Supplied information >>
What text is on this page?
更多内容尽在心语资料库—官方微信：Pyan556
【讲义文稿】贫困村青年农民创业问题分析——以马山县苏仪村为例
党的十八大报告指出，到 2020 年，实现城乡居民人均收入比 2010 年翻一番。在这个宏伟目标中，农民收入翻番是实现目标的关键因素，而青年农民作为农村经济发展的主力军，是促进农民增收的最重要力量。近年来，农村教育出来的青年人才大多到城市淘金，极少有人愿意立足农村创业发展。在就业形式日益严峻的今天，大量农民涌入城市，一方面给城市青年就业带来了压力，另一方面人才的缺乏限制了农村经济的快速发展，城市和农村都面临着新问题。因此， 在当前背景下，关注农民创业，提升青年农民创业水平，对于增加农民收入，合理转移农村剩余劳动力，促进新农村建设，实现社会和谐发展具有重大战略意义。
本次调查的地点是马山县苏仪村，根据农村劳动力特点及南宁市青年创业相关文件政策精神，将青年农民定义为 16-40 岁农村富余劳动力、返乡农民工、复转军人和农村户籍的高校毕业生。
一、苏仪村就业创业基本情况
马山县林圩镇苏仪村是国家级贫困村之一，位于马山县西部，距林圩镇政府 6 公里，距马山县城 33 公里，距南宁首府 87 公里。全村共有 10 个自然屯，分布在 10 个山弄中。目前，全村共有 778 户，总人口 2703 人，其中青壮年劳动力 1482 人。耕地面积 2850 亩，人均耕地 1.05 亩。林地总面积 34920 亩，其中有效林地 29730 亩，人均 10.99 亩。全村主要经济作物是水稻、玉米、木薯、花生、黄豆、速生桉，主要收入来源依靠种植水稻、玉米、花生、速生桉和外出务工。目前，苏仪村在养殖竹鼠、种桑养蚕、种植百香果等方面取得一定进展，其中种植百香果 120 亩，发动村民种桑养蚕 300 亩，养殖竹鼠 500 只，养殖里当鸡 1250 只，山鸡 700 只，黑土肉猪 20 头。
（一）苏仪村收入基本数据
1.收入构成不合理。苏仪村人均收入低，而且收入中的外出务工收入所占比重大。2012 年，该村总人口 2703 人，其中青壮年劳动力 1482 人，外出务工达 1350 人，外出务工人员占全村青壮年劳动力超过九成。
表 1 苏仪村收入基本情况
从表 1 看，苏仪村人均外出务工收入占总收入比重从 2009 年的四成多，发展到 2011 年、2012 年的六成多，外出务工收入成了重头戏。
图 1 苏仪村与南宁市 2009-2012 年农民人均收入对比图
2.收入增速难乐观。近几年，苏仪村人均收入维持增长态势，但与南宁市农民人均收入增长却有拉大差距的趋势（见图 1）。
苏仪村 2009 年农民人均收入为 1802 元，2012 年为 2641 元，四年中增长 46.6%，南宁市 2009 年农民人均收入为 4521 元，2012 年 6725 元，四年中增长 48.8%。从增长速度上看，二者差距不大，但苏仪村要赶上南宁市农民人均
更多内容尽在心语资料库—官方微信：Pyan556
==
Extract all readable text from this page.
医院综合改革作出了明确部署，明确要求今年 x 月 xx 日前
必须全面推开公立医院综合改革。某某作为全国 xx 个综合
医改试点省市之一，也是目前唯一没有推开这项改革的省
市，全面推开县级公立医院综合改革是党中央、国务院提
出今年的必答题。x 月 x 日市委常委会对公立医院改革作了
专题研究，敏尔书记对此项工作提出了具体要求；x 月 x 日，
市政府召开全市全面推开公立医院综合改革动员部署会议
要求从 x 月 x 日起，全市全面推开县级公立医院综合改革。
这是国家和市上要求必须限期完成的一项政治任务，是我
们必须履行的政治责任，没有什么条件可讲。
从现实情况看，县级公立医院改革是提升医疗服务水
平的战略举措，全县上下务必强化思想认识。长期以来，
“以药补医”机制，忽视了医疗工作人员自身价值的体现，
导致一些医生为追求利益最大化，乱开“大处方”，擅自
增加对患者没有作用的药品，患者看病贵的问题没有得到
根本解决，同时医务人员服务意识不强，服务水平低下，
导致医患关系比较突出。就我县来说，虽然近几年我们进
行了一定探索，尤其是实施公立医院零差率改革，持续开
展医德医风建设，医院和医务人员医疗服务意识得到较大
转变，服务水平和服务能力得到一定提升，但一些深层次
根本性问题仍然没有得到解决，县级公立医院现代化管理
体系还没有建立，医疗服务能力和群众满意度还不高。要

Task description >> Tally the lines of the listing in which the word "page" occurs, and state the total alone.

Answer in full >> 2